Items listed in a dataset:
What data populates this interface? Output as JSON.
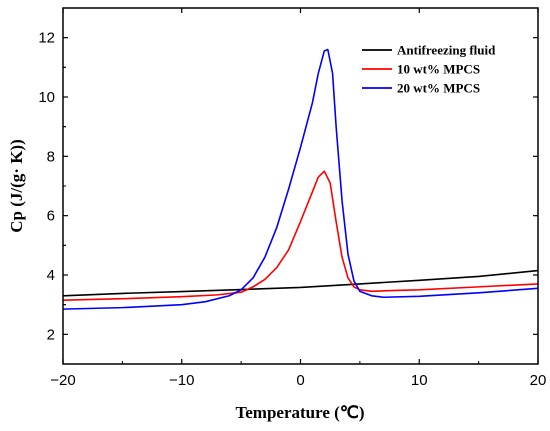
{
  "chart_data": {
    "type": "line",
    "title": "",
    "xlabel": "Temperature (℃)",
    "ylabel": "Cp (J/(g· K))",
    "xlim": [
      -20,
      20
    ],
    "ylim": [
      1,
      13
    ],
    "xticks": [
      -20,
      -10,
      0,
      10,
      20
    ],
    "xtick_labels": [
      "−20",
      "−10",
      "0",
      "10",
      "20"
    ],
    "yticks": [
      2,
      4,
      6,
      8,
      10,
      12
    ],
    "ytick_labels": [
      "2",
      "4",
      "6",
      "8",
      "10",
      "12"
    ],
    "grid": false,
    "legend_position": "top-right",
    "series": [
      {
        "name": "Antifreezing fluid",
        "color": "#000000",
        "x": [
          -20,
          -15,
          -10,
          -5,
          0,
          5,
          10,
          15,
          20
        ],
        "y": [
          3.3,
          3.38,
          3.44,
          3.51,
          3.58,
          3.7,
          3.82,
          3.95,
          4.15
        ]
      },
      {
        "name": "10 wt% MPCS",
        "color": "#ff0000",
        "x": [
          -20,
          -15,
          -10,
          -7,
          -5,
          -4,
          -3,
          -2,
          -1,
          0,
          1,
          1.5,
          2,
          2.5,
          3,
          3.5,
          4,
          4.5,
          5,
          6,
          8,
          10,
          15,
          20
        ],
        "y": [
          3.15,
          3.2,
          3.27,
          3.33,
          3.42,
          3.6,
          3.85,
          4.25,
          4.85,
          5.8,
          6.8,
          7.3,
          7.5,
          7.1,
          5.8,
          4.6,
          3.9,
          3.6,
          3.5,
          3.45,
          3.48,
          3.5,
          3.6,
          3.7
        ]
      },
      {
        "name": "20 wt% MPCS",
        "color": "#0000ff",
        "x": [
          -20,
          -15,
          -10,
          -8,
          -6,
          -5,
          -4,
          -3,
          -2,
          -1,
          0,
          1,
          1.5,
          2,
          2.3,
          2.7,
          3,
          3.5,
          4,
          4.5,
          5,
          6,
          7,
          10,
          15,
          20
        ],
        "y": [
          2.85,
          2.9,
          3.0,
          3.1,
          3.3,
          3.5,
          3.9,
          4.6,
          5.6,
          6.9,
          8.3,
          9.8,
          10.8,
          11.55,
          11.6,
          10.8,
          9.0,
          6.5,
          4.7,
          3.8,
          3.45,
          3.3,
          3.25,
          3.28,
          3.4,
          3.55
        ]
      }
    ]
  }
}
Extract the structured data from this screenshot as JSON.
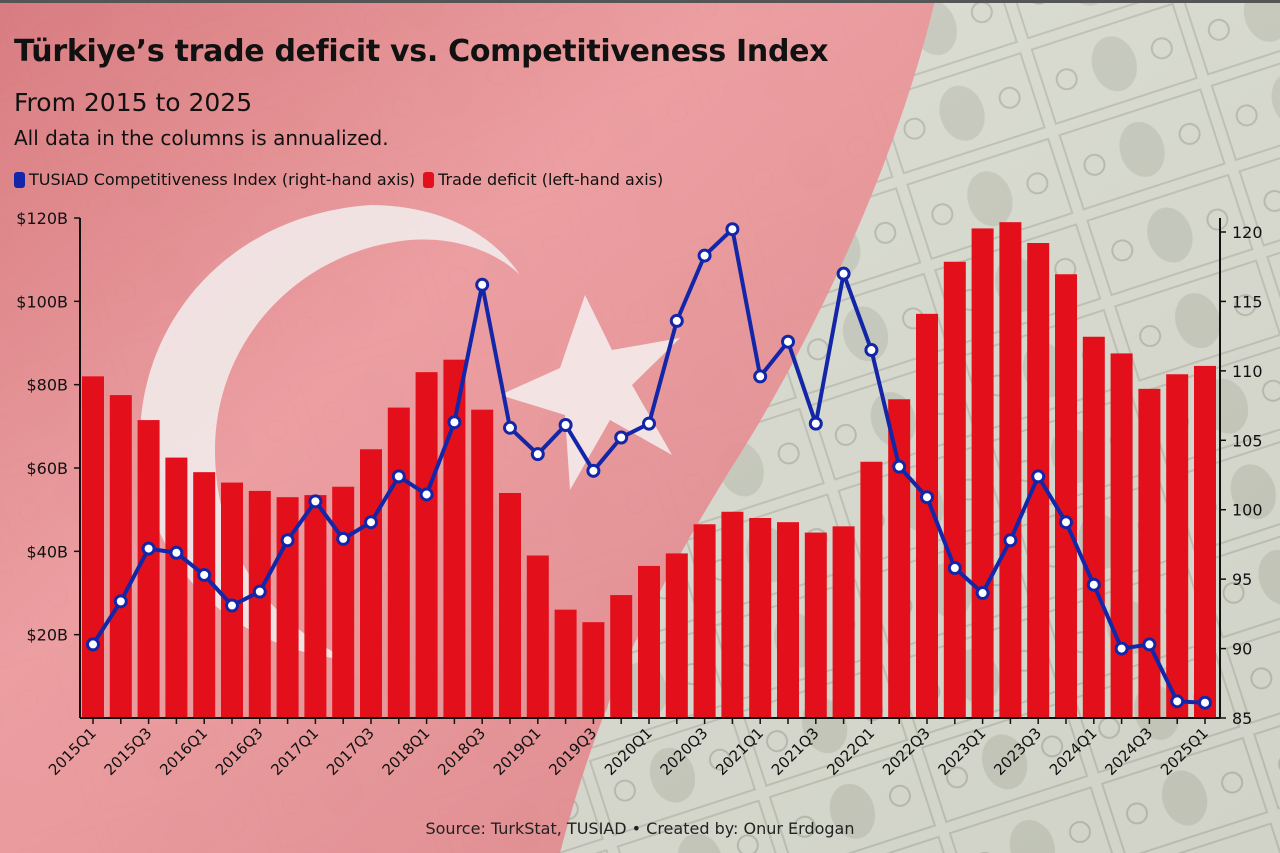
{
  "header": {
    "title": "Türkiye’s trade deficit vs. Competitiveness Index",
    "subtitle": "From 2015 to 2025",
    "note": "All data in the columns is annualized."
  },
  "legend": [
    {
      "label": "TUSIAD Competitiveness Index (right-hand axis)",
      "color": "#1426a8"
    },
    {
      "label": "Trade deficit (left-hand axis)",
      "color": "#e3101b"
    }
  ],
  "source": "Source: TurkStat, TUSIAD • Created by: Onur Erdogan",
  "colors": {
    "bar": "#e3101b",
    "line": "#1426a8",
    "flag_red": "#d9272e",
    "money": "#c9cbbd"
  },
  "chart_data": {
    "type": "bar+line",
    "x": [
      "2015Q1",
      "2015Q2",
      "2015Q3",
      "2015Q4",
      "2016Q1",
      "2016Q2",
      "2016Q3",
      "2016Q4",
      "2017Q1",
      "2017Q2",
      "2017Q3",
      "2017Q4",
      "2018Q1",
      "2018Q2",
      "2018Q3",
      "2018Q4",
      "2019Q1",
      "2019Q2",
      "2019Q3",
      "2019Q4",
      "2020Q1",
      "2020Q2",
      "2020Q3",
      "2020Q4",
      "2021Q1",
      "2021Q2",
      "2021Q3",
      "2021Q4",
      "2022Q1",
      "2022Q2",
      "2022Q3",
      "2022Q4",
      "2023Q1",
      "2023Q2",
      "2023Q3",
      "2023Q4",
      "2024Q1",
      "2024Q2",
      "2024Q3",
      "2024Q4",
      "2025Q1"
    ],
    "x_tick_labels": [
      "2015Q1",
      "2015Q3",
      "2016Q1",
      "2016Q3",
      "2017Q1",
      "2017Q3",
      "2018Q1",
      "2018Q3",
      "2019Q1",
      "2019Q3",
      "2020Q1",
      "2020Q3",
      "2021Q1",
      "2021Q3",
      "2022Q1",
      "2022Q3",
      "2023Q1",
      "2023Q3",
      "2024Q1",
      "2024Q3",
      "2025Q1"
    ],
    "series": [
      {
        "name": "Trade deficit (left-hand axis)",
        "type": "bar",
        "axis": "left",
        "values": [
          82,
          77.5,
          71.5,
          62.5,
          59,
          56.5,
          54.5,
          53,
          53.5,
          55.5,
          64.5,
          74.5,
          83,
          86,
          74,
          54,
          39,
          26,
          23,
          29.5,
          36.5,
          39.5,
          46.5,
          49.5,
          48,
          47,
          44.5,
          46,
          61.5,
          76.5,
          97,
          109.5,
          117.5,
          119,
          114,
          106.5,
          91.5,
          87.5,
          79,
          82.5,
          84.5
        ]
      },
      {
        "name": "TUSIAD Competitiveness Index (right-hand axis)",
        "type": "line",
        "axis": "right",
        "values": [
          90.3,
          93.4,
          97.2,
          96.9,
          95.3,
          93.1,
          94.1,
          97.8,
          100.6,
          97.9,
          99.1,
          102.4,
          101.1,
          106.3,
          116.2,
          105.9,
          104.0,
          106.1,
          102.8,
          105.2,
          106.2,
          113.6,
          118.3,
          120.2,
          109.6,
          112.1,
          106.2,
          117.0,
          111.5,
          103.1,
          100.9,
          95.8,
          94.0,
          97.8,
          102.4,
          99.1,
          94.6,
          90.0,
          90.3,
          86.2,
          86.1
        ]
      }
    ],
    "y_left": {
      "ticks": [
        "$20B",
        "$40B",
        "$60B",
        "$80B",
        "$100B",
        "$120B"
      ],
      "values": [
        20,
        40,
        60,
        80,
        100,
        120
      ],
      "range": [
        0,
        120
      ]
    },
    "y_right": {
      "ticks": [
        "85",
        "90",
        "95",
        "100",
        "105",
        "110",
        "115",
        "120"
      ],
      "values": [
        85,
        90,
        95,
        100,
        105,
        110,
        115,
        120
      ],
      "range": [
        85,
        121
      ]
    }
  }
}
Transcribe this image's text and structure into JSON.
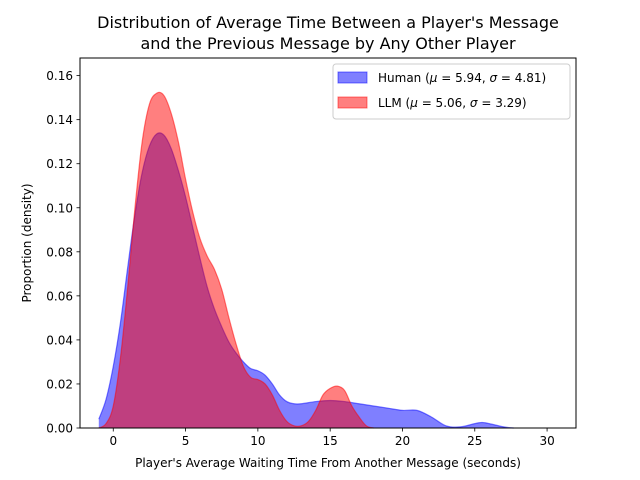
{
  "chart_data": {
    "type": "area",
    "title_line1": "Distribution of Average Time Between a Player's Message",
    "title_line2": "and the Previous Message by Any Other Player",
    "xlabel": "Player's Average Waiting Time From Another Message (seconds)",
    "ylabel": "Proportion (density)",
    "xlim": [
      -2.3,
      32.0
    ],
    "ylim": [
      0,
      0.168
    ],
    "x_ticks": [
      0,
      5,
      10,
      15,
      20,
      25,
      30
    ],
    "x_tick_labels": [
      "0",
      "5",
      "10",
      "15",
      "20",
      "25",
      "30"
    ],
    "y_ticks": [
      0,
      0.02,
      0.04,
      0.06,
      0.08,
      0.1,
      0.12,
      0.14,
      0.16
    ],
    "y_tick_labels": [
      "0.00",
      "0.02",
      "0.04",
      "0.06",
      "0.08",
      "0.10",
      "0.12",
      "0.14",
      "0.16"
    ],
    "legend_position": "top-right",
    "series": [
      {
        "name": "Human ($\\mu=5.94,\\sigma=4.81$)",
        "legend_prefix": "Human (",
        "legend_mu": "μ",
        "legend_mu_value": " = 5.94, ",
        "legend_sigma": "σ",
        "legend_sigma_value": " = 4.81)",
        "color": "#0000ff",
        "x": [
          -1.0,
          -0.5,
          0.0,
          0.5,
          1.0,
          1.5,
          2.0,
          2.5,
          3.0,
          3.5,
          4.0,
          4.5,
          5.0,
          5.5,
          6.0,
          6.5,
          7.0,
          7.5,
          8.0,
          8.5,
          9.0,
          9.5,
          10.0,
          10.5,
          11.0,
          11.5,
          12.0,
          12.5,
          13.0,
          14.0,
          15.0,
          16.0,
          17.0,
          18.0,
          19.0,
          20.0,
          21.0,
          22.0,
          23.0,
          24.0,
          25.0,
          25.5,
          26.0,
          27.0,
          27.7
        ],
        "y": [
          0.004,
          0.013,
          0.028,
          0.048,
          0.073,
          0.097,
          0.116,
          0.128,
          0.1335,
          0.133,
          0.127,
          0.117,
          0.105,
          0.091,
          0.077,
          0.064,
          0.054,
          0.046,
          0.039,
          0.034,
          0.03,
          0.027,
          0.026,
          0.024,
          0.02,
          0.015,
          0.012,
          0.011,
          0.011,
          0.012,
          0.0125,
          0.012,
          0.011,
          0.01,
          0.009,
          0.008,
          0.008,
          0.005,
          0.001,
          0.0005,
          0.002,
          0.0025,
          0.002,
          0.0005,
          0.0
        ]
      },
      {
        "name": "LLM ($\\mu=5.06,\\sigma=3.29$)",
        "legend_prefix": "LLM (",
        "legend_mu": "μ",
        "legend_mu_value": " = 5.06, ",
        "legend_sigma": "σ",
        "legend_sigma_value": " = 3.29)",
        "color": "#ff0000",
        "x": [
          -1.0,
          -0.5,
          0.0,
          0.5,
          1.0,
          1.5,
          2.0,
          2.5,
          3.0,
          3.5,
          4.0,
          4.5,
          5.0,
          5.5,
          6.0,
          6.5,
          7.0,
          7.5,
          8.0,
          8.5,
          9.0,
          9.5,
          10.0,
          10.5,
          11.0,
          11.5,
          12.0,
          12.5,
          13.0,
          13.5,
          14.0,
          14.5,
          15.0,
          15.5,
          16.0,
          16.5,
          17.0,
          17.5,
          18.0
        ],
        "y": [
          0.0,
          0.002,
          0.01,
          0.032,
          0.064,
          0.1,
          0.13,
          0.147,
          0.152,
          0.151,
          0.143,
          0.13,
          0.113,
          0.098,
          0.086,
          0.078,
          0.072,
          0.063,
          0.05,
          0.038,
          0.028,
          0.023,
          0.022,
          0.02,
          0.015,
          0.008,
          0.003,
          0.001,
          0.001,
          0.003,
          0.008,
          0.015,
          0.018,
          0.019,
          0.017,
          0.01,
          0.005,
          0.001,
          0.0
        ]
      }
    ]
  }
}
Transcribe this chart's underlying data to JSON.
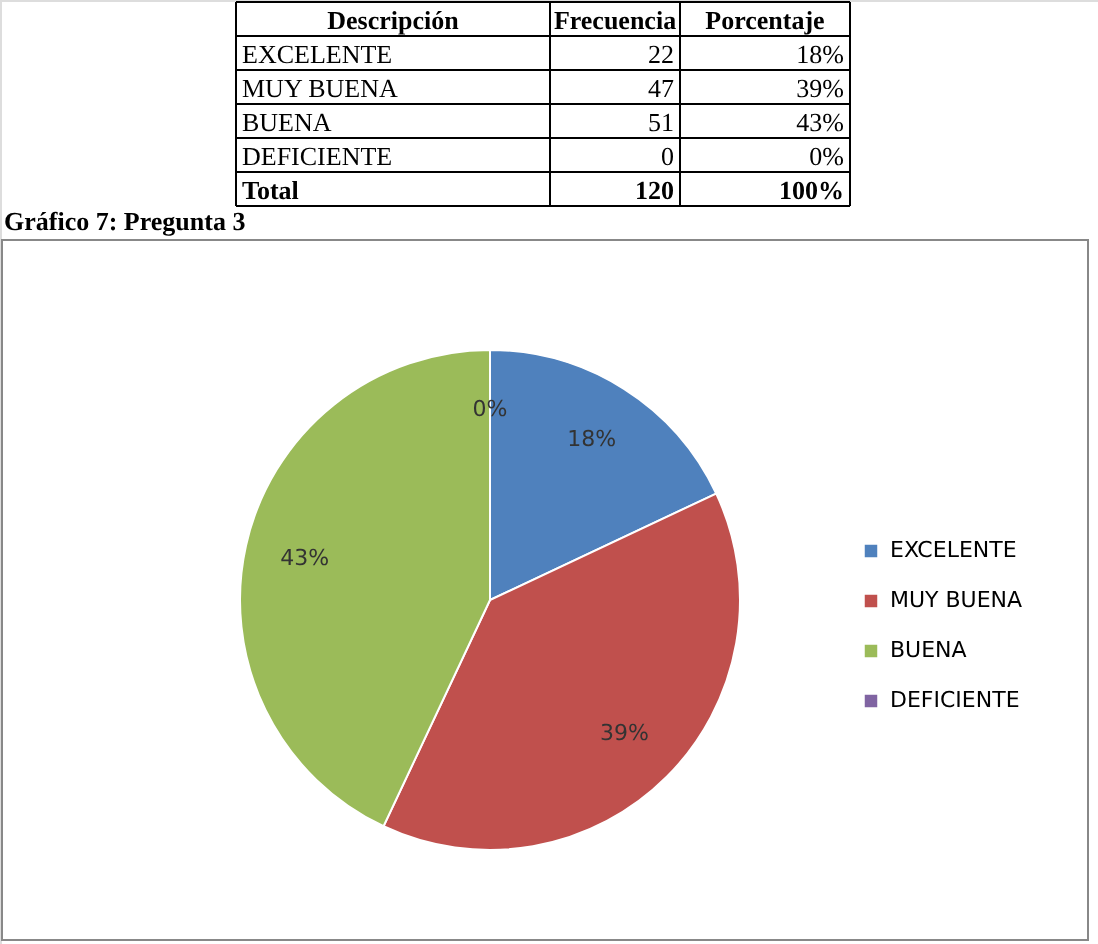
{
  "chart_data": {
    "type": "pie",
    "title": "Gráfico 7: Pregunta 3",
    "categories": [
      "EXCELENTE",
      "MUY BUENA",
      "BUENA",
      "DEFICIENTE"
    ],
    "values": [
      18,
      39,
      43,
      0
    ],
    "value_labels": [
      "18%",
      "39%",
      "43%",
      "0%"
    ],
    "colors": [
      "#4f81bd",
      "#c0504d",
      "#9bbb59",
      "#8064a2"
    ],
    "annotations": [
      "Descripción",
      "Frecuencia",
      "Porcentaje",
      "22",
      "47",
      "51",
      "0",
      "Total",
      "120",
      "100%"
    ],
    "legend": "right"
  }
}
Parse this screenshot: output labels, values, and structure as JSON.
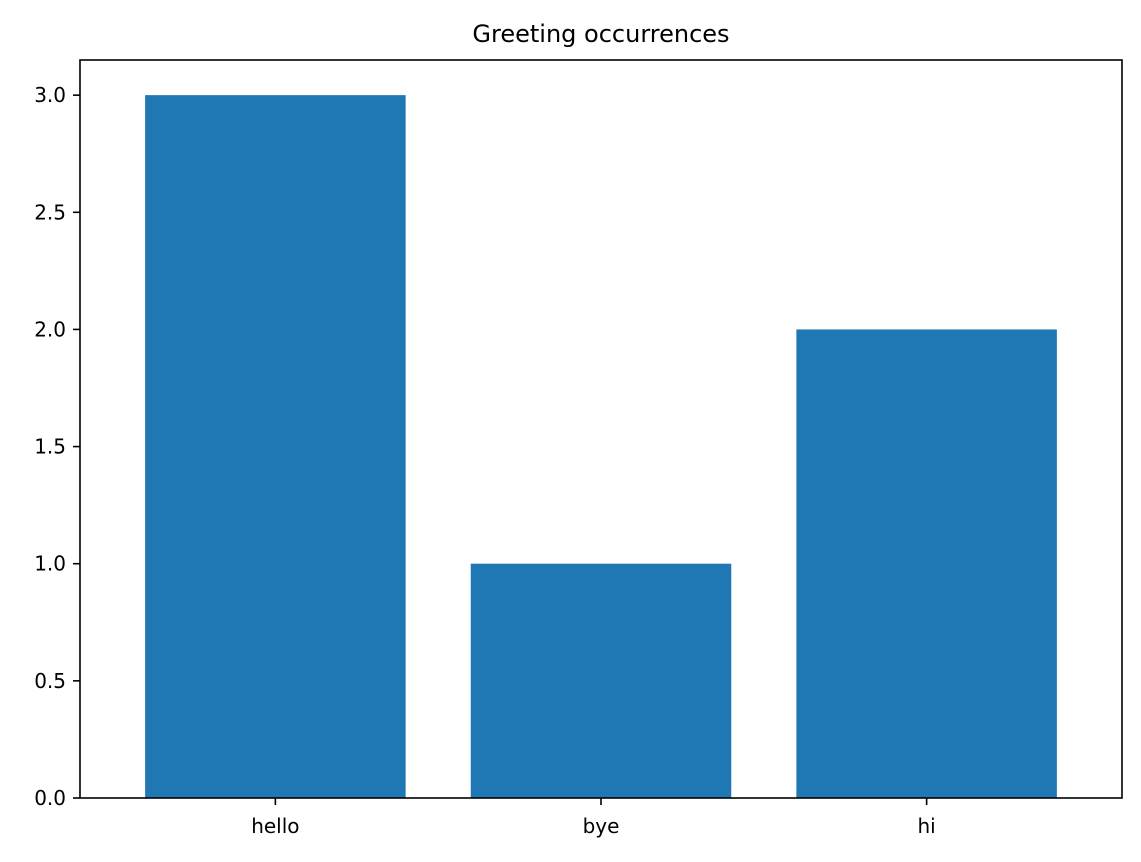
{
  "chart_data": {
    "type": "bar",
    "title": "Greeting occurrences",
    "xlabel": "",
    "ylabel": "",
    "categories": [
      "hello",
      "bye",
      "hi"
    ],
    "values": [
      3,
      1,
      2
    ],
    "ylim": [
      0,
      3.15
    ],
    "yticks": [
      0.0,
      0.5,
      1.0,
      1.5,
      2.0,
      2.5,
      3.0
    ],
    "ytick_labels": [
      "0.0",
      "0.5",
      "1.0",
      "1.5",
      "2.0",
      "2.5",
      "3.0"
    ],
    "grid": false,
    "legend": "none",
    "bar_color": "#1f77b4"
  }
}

* [Given instruction]
Gather every line from the listing above in which the word "deficit" appears.

* [Expected answer]
    "title": "Türkiye’s trade deficit vs. Competitiveness Index",
      "label": "Trade deficit (left-hand axis)",
        "name": "Trade deficit (left-hand axis)",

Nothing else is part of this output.